DO THIS
Repeat each line of the material exactly.

---

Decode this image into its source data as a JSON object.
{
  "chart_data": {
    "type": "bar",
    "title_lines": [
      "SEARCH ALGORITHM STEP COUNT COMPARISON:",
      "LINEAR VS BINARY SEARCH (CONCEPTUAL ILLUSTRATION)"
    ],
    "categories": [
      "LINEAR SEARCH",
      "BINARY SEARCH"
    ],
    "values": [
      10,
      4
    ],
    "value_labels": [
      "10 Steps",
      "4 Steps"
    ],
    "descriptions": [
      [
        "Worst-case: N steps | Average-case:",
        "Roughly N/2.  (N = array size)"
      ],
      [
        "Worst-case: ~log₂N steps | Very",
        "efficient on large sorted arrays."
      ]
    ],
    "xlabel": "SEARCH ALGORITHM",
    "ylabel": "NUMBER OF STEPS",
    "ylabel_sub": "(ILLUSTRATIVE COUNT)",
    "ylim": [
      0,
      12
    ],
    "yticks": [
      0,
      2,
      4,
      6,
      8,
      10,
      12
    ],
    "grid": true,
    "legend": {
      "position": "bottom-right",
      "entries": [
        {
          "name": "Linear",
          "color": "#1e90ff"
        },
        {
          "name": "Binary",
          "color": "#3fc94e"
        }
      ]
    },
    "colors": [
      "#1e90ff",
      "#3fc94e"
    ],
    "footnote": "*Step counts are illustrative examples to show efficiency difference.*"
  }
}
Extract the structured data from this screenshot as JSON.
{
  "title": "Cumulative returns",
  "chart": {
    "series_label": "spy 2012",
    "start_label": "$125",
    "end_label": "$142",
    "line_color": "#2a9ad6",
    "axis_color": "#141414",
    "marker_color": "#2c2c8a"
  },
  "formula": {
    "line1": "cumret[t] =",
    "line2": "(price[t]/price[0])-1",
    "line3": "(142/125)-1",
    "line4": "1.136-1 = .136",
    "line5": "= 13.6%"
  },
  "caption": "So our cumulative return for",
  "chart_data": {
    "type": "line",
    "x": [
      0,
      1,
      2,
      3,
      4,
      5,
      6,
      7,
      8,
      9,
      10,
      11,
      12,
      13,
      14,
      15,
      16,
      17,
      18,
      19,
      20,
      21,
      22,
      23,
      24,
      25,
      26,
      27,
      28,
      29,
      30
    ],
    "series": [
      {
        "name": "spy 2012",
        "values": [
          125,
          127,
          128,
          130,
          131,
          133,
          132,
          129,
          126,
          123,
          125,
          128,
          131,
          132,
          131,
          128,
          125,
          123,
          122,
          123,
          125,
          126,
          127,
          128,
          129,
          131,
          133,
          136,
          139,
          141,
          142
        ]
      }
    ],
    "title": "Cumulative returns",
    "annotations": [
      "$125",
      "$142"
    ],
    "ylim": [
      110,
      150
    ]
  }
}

---

WRITTEN RESPONSE
Decode this image into its source data as a JSON object.
{
  "chart_data": {
    "type": "bar",
    "title_lines": [
      "SEARCH ALGORITHM STEP COUNT COMPARISON:",
      "LINEAR VS BINARY SEARCH (CONCEPTUAL ILLUSTRATION)"
    ],
    "categories": [
      "LINEAR SEARCH",
      "BINARY SEARCH"
    ],
    "values": [
      10,
      4
    ],
    "value_labels": [
      "10 Steps",
      "4 Steps"
    ],
    "descriptions": [
      [
        "Worst-case: N steps | Average-case:",
        "Roughly N/2.  (N = array size)"
      ],
      [
        "Worst-case: ~log₂N steps | Very",
        "efficient on large sorted arrays."
      ]
    ],
    "xlabel": "SEARCH ALGORITHM",
    "ylabel": "NUMBER OF STEPS",
    "ylabel_sub": "(ILLUSTRATIVE COUNT)",
    "ylim": [
      0,
      12
    ],
    "yticks": [
      0,
      2,
      4,
      6,
      8,
      10,
      12
    ],
    "grid": true,
    "legend": {
      "position": "bottom-right",
      "entries": [
        {
          "name": "Linear",
          "color": "#1e90ff"
        },
        {
          "name": "Binary",
          "color": "#3fc94e"
        }
      ]
    },
    "colors": [
      "#1e90ff",
      "#3fc94e"
    ],
    "footnote": "*Step counts are illustrative examples to show efficiency difference.*"
  }
}
Extract the structured data from this screenshot as JSON.
{
  "title": "Cumulative returns",
  "chart": {
    "series_label": "spy 2012",
    "start_label": "$125",
    "end_label": "$142",
    "line_color": "#2a9ad6",
    "axis_color": "#141414",
    "marker_color": "#2c2c8a"
  },
  "formula": {
    "line1": "cumret[t] =",
    "line2": "(price[t]/price[0])-1",
    "line3": "(142/125)-1",
    "line4": "1.136-1 = .136",
    "line5": "= 13.6%"
  },
  "caption": "So our cumulative return for",
  "chart_data": {
    "type": "line",
    "x": [
      0,
      1,
      2,
      3,
      4,
      5,
      6,
      7,
      8,
      9,
      10,
      11,
      12,
      13,
      14,
      15,
      16,
      17,
      18,
      19,
      20,
      21,
      22,
      23,
      24,
      25,
      26,
      27,
      28,
      29,
      30
    ],
    "series": [
      {
        "name": "spy 2012",
        "values": [
          125,
          127,
          128,
          130,
          131,
          133,
          132,
          129,
          126,
          123,
          125,
          128,
          131,
          132,
          131,
          128,
          125,
          123,
          122,
          123,
          125,
          126,
          127,
          128,
          129,
          131,
          133,
          136,
          139,
          141,
          142
        ]
      }
    ],
    "title": "Cumulative returns",
    "annotations": [
      "$125",
      "$142"
    ],
    "ylim": [
      110,
      150
    ]
  }
}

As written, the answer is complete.